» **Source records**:
______________________________

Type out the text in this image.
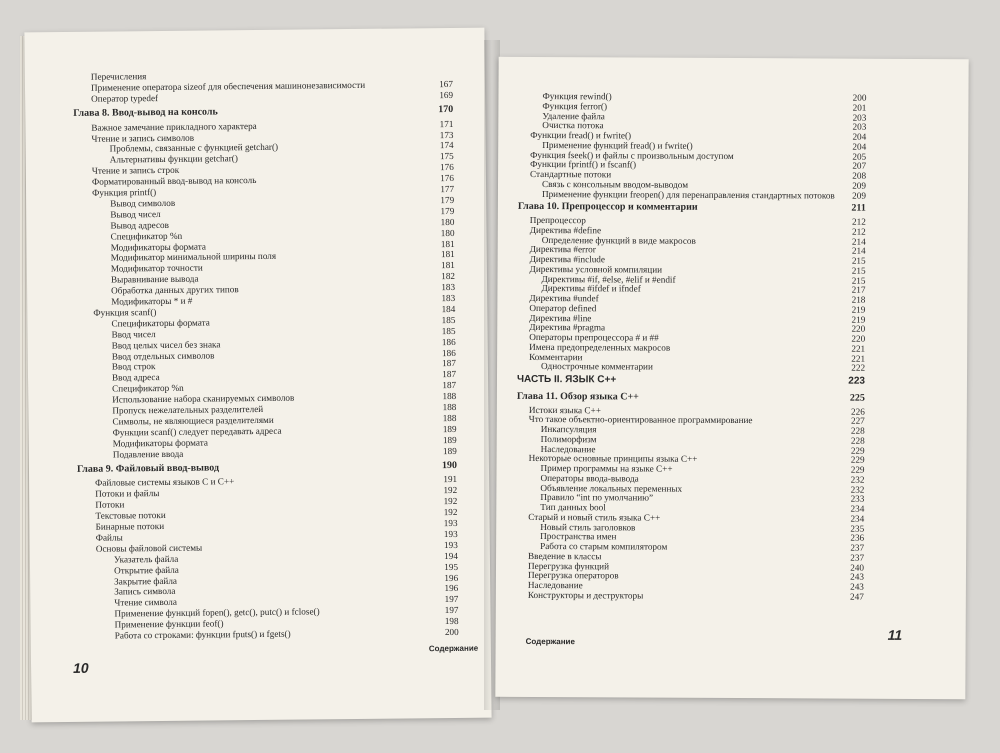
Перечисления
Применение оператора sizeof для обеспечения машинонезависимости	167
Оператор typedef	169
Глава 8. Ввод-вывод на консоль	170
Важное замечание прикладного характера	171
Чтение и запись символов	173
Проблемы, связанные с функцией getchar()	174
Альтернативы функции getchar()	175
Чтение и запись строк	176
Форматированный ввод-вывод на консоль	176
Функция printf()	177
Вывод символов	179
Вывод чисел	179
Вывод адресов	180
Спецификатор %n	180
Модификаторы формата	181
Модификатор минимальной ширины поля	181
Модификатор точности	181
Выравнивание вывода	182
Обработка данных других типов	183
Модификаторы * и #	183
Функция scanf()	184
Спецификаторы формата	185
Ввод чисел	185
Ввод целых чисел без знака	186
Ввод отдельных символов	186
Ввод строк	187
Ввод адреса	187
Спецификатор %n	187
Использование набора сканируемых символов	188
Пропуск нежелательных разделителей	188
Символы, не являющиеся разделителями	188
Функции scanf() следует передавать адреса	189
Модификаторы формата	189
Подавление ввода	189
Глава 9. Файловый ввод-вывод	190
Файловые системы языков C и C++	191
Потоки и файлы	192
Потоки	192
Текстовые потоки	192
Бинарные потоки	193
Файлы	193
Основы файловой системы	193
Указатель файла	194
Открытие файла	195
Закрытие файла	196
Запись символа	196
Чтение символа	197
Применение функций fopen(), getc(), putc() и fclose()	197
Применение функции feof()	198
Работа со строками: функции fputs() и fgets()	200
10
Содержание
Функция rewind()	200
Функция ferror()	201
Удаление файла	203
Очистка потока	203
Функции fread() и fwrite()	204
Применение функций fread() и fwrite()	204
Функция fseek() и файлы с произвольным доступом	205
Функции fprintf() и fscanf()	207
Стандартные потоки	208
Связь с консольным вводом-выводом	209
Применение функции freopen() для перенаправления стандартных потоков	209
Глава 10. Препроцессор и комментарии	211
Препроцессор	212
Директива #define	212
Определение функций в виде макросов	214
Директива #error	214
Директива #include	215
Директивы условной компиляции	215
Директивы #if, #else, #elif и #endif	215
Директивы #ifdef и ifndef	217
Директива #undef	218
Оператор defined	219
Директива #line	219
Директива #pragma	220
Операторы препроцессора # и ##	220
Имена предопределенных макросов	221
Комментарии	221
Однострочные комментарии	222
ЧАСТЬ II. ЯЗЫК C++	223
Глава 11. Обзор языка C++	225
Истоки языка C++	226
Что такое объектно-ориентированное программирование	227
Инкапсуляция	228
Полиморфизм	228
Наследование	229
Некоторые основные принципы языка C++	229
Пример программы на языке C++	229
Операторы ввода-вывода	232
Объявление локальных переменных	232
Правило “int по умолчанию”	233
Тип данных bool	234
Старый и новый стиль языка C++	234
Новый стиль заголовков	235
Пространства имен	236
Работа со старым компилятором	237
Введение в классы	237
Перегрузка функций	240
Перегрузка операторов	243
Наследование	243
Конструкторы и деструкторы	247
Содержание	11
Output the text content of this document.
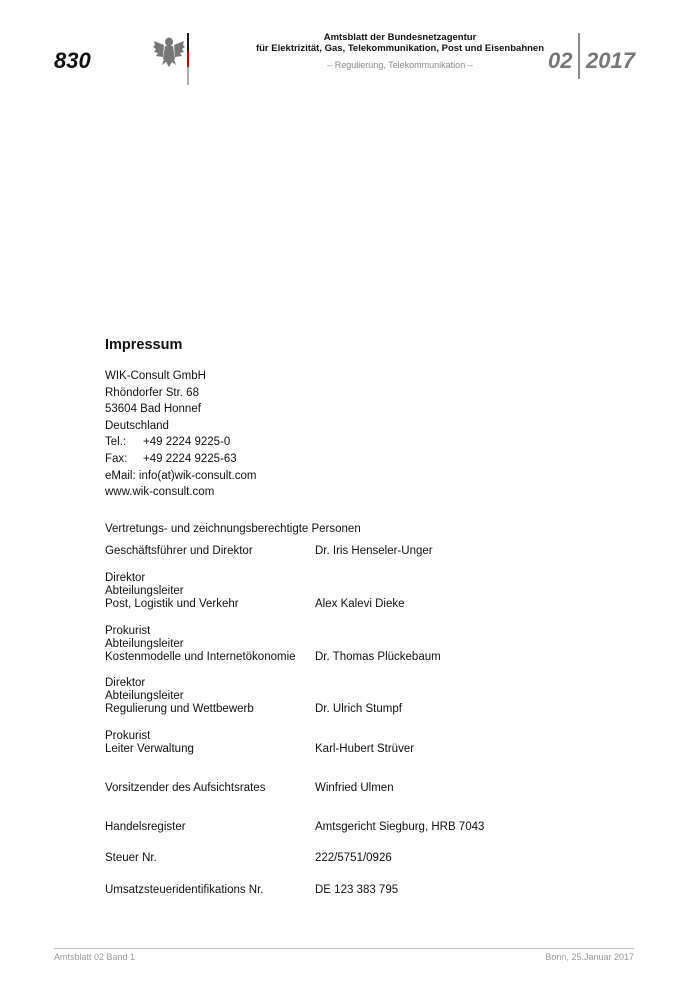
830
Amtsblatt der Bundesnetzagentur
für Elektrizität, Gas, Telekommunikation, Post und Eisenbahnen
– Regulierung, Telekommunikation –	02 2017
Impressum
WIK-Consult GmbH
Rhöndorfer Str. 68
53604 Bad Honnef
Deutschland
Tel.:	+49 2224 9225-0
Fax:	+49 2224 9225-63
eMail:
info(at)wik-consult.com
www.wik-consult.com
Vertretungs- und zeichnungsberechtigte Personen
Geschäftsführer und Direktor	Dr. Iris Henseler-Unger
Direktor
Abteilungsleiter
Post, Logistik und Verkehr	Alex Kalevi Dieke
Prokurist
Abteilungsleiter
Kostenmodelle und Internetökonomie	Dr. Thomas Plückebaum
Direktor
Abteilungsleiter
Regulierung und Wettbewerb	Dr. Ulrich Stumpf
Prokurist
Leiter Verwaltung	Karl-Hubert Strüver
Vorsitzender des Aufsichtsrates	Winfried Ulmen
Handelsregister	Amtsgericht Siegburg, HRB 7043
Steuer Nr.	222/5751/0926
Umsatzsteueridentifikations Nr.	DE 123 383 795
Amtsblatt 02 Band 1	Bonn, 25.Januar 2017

______________________________

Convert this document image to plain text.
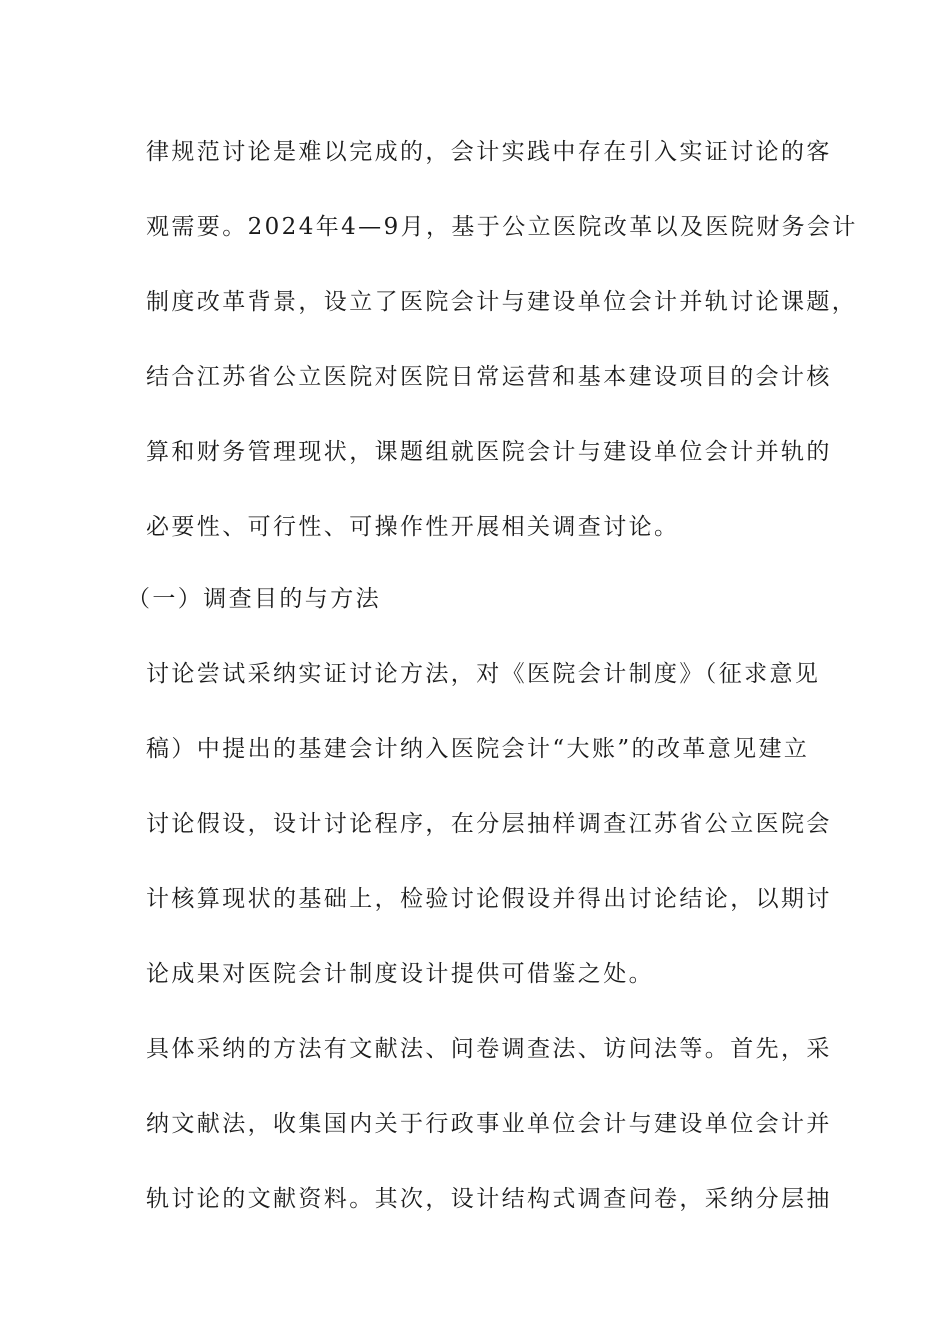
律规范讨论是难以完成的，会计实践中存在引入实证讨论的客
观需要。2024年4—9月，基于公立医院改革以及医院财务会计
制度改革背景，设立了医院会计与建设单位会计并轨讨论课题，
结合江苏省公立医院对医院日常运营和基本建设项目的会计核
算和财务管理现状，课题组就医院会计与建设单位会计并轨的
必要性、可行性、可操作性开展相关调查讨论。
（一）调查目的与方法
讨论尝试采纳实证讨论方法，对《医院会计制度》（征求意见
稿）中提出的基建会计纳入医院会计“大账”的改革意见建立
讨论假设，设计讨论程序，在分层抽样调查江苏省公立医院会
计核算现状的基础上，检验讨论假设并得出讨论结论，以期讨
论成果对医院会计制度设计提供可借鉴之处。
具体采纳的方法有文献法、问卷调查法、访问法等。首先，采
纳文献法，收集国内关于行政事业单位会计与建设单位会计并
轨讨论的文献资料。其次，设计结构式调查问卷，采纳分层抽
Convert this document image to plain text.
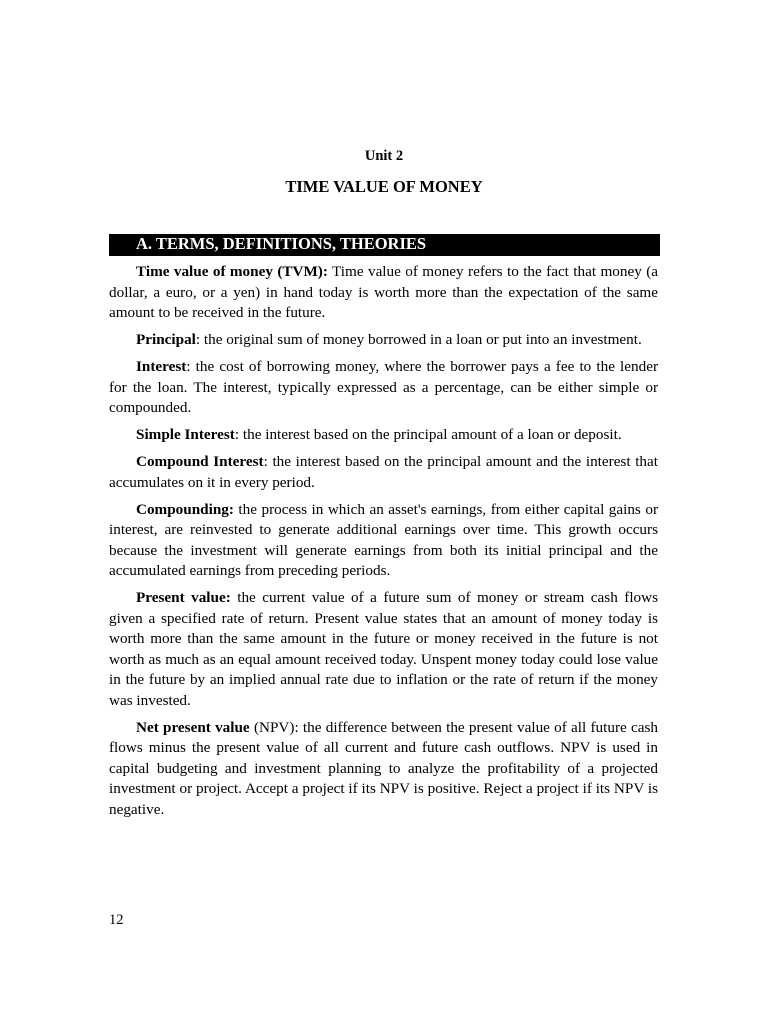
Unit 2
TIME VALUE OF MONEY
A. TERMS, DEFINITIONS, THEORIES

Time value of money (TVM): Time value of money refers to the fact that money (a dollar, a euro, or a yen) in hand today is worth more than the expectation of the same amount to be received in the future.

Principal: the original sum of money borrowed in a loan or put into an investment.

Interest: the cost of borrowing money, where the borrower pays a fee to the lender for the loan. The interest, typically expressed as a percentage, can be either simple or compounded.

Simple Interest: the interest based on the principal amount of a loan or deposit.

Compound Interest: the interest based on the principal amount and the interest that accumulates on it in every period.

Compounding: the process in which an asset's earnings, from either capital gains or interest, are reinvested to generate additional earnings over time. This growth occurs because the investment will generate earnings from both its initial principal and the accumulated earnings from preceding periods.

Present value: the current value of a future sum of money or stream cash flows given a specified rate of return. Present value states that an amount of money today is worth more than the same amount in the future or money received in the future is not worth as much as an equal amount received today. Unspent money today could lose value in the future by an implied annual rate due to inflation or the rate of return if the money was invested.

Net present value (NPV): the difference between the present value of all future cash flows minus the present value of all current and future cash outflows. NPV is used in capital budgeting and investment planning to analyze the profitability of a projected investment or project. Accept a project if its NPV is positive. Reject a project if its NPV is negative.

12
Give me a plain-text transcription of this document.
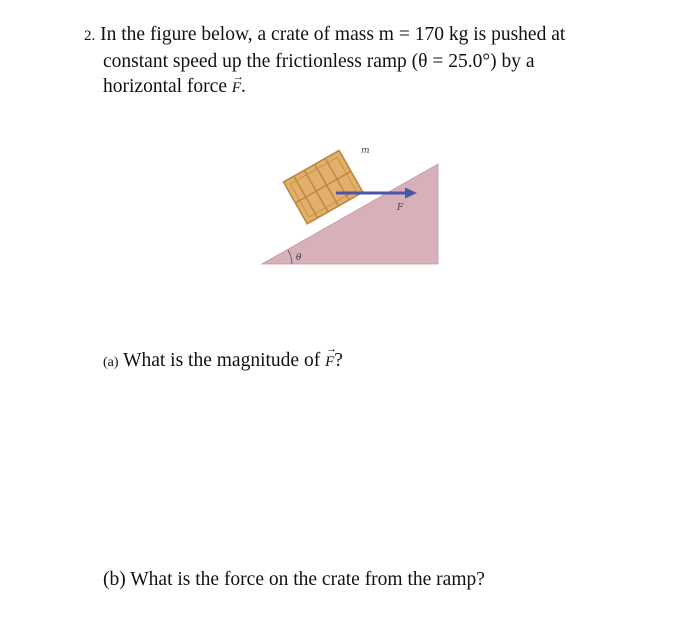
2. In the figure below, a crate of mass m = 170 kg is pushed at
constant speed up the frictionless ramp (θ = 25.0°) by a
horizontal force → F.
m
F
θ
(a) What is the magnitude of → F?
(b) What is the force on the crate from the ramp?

______________________________

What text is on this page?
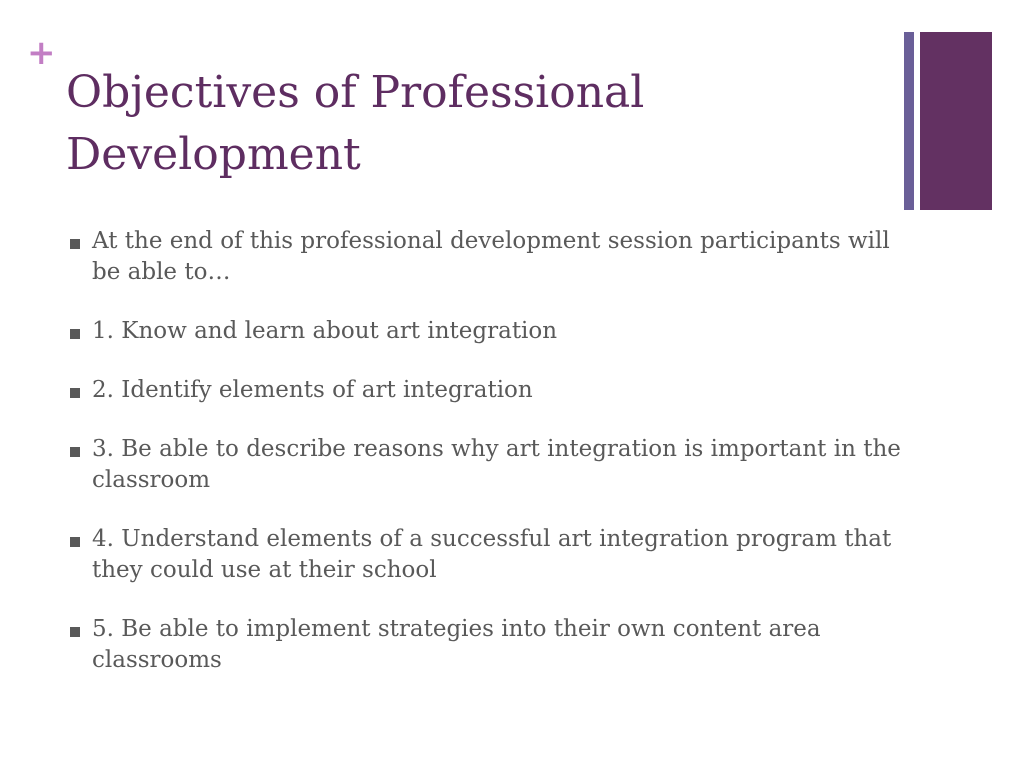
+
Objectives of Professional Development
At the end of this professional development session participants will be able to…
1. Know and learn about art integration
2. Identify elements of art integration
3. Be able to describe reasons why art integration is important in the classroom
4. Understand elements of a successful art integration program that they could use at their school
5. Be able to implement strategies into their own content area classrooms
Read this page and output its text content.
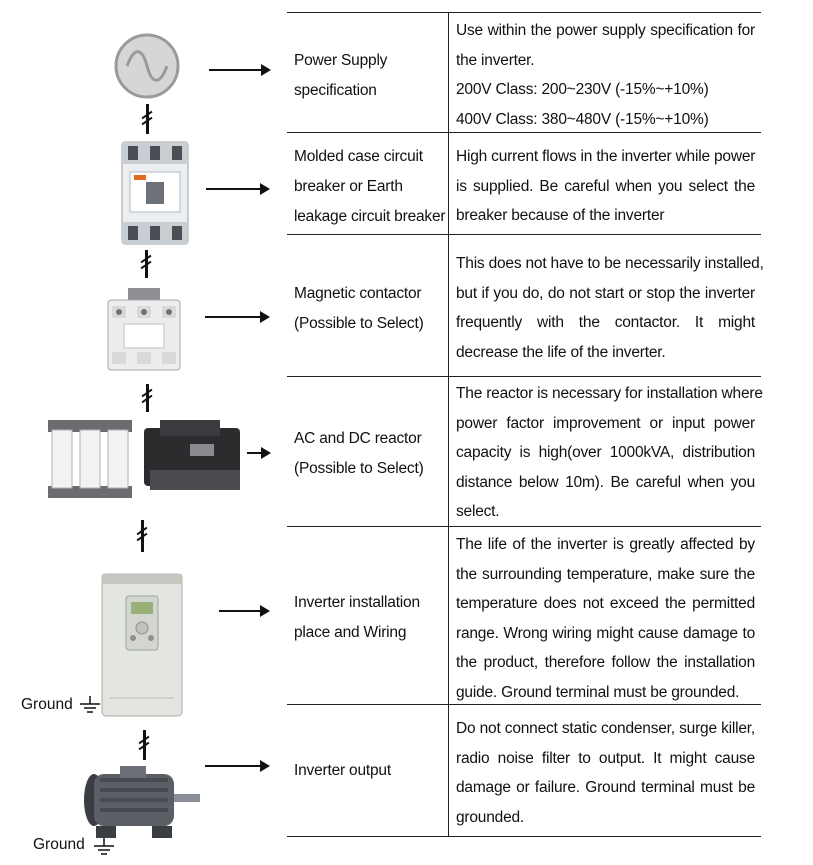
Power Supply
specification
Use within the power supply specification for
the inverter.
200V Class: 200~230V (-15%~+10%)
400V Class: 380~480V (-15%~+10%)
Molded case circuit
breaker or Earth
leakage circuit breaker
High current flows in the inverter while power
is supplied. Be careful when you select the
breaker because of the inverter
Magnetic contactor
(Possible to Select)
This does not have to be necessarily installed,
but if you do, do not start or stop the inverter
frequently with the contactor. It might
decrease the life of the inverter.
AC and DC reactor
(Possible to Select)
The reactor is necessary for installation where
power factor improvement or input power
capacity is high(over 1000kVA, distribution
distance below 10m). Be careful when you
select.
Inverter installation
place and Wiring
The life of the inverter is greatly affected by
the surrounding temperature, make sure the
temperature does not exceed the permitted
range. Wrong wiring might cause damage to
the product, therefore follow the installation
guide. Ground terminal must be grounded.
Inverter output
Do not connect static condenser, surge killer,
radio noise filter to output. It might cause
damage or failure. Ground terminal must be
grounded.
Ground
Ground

______________________________

» **Requirement**: All lines that include "crate" are to be gathered and copied.

» **Correct output**:
2. In the figure below, a crate of mass m = 170 kg is pushed at
(b) What is the force on the crate from the ramp?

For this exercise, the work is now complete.